Using the data beneath, show every line that includes the word "Manage".
━━━━━━
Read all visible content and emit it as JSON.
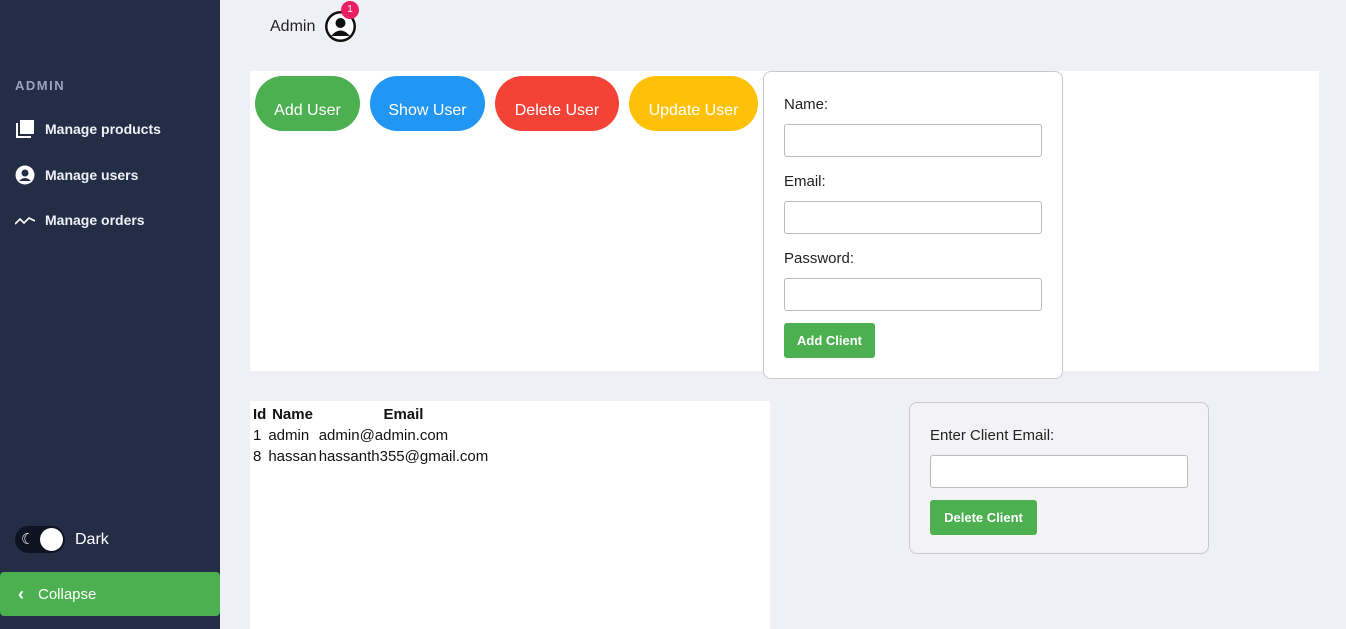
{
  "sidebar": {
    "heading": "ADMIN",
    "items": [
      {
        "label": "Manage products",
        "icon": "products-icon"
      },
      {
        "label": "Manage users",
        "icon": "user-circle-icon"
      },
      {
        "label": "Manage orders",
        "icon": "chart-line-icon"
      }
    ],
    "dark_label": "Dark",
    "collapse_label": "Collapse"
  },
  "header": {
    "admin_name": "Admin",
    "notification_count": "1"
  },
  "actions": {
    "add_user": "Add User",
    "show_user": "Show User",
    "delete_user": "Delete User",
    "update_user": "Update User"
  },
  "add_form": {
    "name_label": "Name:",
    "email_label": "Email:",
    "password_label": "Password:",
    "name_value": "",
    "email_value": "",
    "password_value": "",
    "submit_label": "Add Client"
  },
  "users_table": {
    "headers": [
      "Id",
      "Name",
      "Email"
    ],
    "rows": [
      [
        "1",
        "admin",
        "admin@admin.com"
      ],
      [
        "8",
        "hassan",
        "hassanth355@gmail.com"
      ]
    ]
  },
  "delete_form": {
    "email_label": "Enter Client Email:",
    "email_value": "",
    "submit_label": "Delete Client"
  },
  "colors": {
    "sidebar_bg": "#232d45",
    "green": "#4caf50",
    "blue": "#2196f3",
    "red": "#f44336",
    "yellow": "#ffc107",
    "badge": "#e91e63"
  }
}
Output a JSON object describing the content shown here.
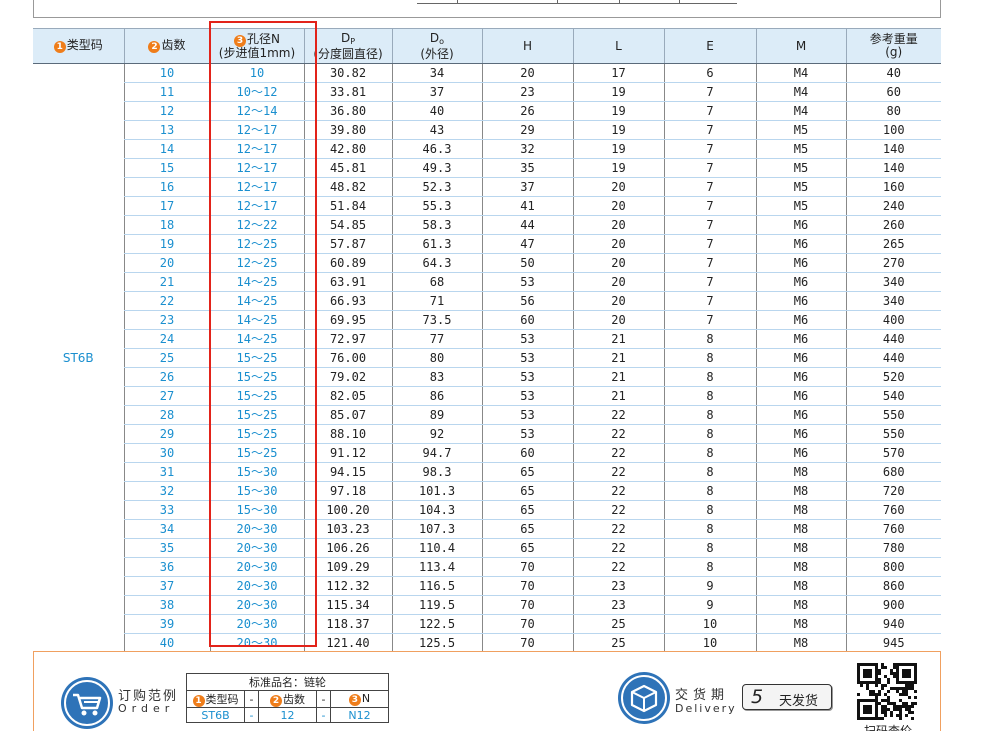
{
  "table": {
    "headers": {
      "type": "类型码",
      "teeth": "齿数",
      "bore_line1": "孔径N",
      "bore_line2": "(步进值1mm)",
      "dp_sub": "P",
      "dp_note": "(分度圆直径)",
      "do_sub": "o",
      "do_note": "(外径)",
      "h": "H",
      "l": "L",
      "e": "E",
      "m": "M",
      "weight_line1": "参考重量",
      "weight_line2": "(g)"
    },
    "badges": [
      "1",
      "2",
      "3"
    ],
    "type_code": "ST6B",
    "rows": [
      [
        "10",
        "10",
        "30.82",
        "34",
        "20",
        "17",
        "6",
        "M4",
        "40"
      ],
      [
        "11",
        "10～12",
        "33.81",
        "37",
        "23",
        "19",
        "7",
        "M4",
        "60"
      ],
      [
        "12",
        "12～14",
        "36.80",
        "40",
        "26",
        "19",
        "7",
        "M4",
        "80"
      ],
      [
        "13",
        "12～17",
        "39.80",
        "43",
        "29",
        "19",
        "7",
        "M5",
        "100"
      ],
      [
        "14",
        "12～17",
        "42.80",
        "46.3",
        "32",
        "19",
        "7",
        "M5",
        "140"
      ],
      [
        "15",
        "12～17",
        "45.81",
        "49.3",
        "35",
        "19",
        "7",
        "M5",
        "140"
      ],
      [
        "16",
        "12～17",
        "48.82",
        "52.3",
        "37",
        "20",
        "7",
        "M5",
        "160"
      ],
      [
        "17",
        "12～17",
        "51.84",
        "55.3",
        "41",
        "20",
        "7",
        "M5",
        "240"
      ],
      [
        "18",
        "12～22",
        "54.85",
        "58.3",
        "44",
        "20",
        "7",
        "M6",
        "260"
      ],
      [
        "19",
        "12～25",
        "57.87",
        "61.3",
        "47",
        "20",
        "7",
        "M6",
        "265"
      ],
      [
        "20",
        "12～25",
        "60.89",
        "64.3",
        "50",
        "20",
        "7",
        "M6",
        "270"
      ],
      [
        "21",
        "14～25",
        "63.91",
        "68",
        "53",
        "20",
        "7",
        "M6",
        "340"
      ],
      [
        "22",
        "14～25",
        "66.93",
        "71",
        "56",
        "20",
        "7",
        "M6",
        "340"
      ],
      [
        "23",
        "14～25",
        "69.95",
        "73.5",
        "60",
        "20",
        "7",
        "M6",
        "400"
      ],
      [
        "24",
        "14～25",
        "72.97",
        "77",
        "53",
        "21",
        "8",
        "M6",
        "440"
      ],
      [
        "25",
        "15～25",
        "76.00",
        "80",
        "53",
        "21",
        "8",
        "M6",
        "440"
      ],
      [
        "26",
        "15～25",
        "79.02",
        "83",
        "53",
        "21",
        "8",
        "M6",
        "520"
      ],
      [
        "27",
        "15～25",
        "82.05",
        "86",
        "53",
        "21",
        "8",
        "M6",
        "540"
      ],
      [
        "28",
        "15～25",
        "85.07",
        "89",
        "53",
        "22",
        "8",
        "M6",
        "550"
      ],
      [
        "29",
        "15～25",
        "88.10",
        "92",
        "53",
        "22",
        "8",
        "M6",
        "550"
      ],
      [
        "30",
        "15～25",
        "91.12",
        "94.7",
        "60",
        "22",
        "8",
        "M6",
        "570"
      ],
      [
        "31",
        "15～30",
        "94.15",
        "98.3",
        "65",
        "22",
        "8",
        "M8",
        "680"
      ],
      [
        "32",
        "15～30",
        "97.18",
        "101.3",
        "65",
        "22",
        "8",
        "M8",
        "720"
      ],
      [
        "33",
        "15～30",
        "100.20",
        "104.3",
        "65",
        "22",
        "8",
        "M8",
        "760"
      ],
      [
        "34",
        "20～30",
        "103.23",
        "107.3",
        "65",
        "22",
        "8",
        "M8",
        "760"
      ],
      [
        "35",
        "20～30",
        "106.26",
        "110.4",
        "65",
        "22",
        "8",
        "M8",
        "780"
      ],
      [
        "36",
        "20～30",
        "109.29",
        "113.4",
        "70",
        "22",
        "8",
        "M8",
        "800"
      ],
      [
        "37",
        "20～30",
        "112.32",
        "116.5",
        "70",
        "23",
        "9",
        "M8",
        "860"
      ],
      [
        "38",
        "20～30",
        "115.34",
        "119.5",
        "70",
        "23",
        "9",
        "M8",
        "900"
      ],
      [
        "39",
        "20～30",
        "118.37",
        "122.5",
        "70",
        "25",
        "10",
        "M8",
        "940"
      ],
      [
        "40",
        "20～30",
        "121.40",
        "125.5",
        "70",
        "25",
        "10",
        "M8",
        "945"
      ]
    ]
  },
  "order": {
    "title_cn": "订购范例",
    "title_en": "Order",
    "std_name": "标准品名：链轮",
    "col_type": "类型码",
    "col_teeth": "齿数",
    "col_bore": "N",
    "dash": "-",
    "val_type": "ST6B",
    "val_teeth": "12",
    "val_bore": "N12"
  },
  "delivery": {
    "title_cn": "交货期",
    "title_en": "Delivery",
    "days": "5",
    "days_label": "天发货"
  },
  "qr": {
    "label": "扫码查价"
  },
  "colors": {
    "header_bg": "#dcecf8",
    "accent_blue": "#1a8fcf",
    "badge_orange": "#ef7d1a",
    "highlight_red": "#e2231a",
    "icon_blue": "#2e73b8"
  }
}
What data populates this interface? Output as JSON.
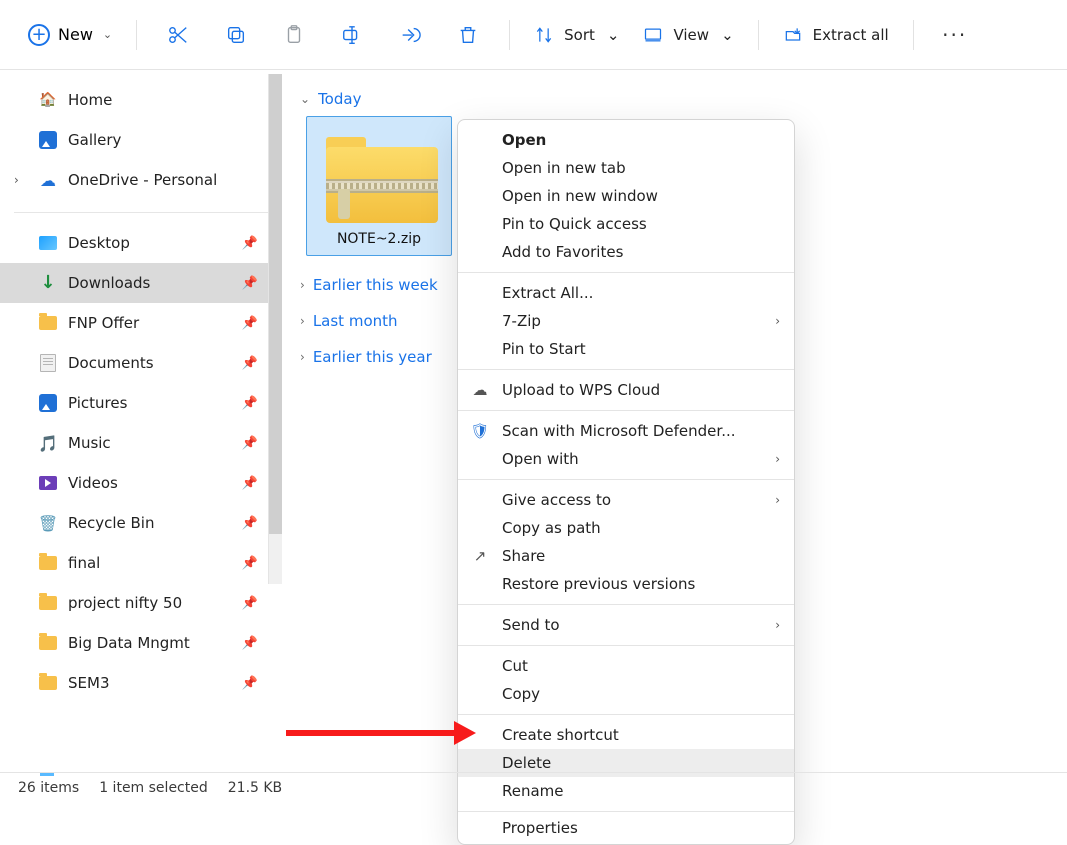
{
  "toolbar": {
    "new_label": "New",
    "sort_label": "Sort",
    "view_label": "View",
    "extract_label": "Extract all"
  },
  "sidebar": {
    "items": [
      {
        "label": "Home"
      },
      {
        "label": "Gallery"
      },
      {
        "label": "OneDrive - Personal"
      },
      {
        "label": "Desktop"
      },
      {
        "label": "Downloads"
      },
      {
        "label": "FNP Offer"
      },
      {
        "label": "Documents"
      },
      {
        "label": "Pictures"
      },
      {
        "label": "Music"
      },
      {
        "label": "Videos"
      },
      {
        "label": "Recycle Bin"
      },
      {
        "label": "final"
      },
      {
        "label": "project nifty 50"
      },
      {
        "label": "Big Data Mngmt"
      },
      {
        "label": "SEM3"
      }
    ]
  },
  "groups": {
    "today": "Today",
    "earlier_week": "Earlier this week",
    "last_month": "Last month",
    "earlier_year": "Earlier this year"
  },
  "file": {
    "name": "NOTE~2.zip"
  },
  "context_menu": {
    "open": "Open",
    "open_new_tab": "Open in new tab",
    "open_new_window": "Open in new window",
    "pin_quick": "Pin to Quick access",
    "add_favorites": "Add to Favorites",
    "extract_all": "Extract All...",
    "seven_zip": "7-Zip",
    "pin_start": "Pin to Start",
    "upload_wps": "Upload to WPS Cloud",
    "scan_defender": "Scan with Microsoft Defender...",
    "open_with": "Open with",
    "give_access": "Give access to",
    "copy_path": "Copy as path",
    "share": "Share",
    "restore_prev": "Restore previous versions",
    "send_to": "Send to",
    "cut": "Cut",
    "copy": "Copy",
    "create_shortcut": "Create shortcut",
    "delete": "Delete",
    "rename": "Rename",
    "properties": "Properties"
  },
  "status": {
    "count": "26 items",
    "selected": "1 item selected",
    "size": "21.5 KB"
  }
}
━━━━━━
CORRECT RESULT:
        "label": "Manage products",
        "label": "Manage users",
        "label": "Manage orders",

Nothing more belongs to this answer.